╭─ SUPPLIED DATA
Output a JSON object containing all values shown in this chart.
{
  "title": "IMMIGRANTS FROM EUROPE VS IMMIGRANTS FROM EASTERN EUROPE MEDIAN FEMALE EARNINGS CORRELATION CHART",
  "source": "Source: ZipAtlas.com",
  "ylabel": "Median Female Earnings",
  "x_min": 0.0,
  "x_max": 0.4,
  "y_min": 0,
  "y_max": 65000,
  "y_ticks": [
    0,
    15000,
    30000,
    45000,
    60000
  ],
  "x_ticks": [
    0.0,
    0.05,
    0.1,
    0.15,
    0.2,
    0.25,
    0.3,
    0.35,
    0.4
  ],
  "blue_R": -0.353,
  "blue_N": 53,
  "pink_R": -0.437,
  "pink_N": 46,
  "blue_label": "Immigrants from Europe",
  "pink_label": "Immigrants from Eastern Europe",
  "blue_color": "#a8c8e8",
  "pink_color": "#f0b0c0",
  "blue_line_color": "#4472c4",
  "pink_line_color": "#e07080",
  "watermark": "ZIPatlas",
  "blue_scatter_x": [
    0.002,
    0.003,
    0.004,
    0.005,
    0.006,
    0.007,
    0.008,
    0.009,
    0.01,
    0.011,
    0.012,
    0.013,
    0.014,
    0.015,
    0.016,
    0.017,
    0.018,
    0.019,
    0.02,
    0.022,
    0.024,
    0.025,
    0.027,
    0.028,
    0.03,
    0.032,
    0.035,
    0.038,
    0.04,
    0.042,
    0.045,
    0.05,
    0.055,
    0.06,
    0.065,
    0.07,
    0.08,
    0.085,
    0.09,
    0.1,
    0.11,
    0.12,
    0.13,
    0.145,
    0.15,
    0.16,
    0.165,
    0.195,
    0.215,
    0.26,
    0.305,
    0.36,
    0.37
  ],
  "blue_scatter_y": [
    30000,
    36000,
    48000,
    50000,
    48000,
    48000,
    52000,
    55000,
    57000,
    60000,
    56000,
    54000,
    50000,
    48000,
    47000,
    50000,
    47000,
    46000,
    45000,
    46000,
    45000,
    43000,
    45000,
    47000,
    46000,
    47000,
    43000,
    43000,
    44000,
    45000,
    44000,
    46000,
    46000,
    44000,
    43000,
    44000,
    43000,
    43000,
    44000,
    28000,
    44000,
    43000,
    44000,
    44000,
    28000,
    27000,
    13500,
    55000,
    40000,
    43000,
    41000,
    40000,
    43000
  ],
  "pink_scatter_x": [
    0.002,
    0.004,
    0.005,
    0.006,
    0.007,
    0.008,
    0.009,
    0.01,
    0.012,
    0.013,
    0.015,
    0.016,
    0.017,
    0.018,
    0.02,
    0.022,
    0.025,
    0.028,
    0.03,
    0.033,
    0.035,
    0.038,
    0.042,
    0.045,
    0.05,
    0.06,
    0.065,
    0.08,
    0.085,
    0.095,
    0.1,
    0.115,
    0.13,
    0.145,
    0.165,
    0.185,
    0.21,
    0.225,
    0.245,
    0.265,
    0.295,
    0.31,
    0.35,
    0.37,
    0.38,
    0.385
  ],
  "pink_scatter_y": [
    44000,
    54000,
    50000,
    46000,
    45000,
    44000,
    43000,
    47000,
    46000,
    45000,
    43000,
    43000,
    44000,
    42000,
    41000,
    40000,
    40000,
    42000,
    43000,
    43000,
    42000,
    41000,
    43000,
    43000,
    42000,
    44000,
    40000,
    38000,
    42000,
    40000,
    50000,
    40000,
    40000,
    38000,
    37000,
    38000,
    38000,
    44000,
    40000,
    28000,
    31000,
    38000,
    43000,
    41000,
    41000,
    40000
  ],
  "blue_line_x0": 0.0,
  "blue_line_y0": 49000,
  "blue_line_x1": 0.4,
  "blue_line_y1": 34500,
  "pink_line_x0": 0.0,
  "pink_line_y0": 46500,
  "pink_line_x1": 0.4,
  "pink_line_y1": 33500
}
╰─
### STATED GOAL
Return every line exactly.

### SOLVED PROBLEM
Output a JSON object containing all values shown in this chart.
{
  "title": "IMMIGRANTS FROM EUROPE VS IMMIGRANTS FROM EASTERN EUROPE MEDIAN FEMALE EARNINGS CORRELATION CHART",
  "source": "Source: ZipAtlas.com",
  "ylabel": "Median Female Earnings",
  "x_min": 0.0,
  "x_max": 0.4,
  "y_min": 0,
  "y_max": 65000,
  "y_ticks": [
    0,
    15000,
    30000,
    45000,
    60000
  ],
  "x_ticks": [
    0.0,
    0.05,
    0.1,
    0.15,
    0.2,
    0.25,
    0.3,
    0.35,
    0.4
  ],
  "blue_R": -0.353,
  "blue_N": 53,
  "pink_R": -0.437,
  "pink_N": 46,
  "blue_label": "Immigrants from Europe",
  "pink_label": "Immigrants from Eastern Europe",
  "blue_color": "#a8c8e8",
  "pink_color": "#f0b0c0",
  "blue_line_color": "#4472c4",
  "pink_line_color": "#e07080",
  "watermark": "ZIPatlas",
  "blue_scatter_x": [
    0.002,
    0.003,
    0.004,
    0.005,
    0.006,
    0.007,
    0.008,
    0.009,
    0.01,
    0.011,
    0.012,
    0.013,
    0.014,
    0.015,
    0.016,
    0.017,
    0.018,
    0.019,
    0.02,
    0.022,
    0.024,
    0.025,
    0.027,
    0.028,
    0.03,
    0.032,
    0.035,
    0.038,
    0.04,
    0.042,
    0.045,
    0.05,
    0.055,
    0.06,
    0.065,
    0.07,
    0.08,
    0.085,
    0.09,
    0.1,
    0.11,
    0.12,
    0.13,
    0.145,
    0.15,
    0.16,
    0.165,
    0.195,
    0.215,
    0.26,
    0.305,
    0.36,
    0.37
  ],
  "blue_scatter_y": [
    30000,
    36000,
    48000,
    50000,
    48000,
    48000,
    52000,
    55000,
    57000,
    60000,
    56000,
    54000,
    50000,
    48000,
    47000,
    50000,
    47000,
    46000,
    45000,
    46000,
    45000,
    43000,
    45000,
    47000,
    46000,
    47000,
    43000,
    43000,
    44000,
    45000,
    44000,
    46000,
    46000,
    44000,
    43000,
    44000,
    43000,
    43000,
    44000,
    28000,
    44000,
    43000,
    44000,
    44000,
    28000,
    27000,
    13500,
    55000,
    40000,
    43000,
    41000,
    40000,
    43000
  ],
  "pink_scatter_x": [
    0.002,
    0.004,
    0.005,
    0.006,
    0.007,
    0.008,
    0.009,
    0.01,
    0.012,
    0.013,
    0.015,
    0.016,
    0.017,
    0.018,
    0.02,
    0.022,
    0.025,
    0.028,
    0.03,
    0.033,
    0.035,
    0.038,
    0.042,
    0.045,
    0.05,
    0.06,
    0.065,
    0.08,
    0.085,
    0.095,
    0.1,
    0.115,
    0.13,
    0.145,
    0.165,
    0.185,
    0.21,
    0.225,
    0.245,
    0.265,
    0.295,
    0.31,
    0.35,
    0.37,
    0.38,
    0.385
  ],
  "pink_scatter_y": [
    44000,
    54000,
    50000,
    46000,
    45000,
    44000,
    43000,
    47000,
    46000,
    45000,
    43000,
    43000,
    44000,
    42000,
    41000,
    40000,
    40000,
    42000,
    43000,
    43000,
    42000,
    41000,
    43000,
    43000,
    42000,
    44000,
    40000,
    38000,
    42000,
    40000,
    50000,
    40000,
    40000,
    38000,
    37000,
    38000,
    38000,
    44000,
    40000,
    28000,
    31000,
    38000,
    43000,
    41000,
    41000,
    40000
  ],
  "blue_line_x0": 0.0,
  "blue_line_y0": 49000,
  "blue_line_x1": 0.4,
  "blue_line_y1": 34500,
  "pink_line_x0": 0.0,
  "pink_line_y0": 46500,
  "pink_line_x1": 0.4,
  "pink_line_y1": 33500
}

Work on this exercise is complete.